WHAT IS EXPECTED.
Collect all lines from the records below that include the word "régions".

Collected data:
§ §
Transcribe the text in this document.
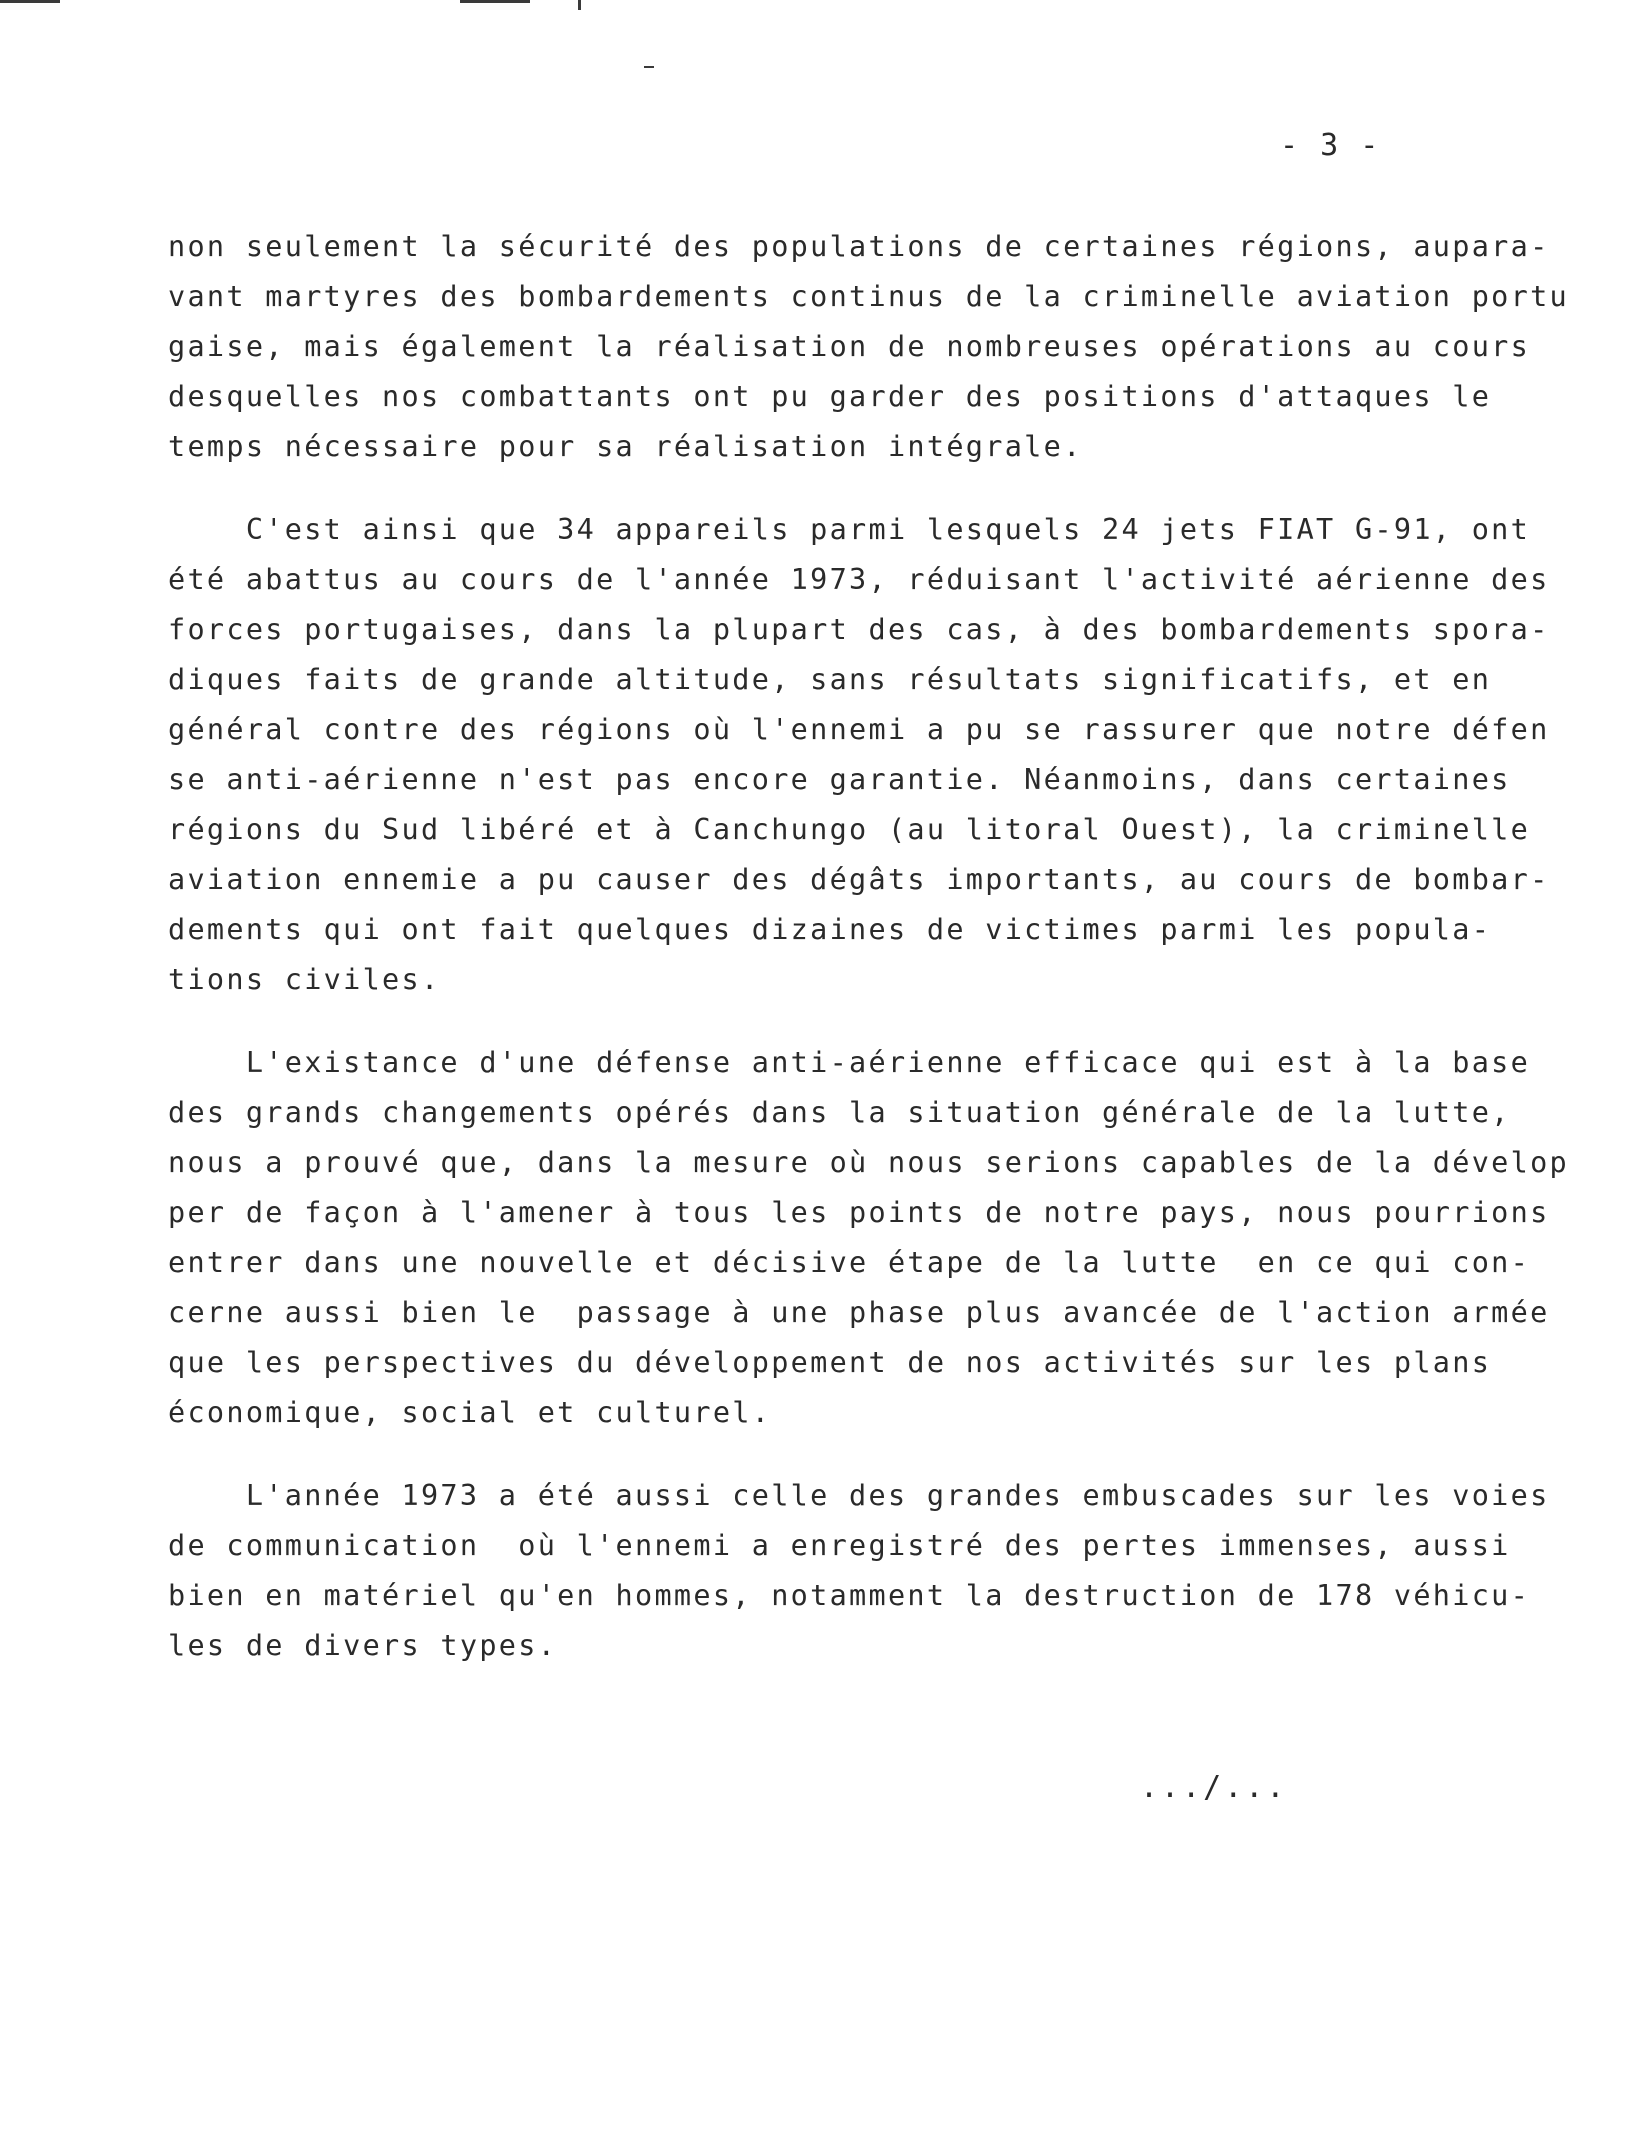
- 3 -
non seulement la sécurité des populations de certaines régions, aupara-
vant martyres des bombardements continus de la criminelle aviation portu
gaise, mais également la réalisation de nombreuses opérations au cours
desquelles nos combattants ont pu garder des positions d'attaques le
temps nécessaire pour sa réalisation intégrale.
C'est ainsi que 34 appareils parmi lesquels 24 jets FIAT G-91, ont
été abattus au cours de l'année 1973, réduisant l'activité aérienne des
forces portugaises, dans la plupart des cas, à des bombardements spora-
diques faits de grande altitude, sans résultats significatifs, et en
général contre des régions où l'ennemi a pu se rassurer que notre défen
se anti-aérienne n'est pas encore garantie. Néanmoins, dans certaines
régions du Sud libéré et à Canchungo (au litoral Ouest), la criminelle
aviation ennemie a pu causer des dégâts importants, au cours de bombar-
dements qui ont fait quelques dizaines de victimes parmi les popula-
tions civiles.
L'existance d'une défense anti-aérienne efficace qui est à la base
des grands changements opérés dans la situation générale de la lutte,
nous a prouvé que, dans la mesure où nous serions capables de la dévelop
per de façon à l'amener à tous les points de notre pays, nous pourrions
entrer dans une nouvelle et décisive étape de la lutte  en ce qui con-
cerne aussi bien le  passage à une phase plus avancée de l'action armée
que les perspectives du développement de nos activités sur les plans
économique, social et culturel.
L'année 1973 a été aussi celle des grandes embuscades sur les voies
de communication  où l'ennemi a enregistré des pertes immenses, aussi
bien en matériel qu'en hommes, notamment la destruction de 178 véhicu-
les de divers types.
.../...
§ §
FINISHED EXERCISE.
non seulement la sécurité des populations de certaines régions, aupara-
général contre des régions où l'ennemi a pu se rassurer que notre défen
régions du Sud libéré et à Canchungo (au litoral Ouest), la criminelle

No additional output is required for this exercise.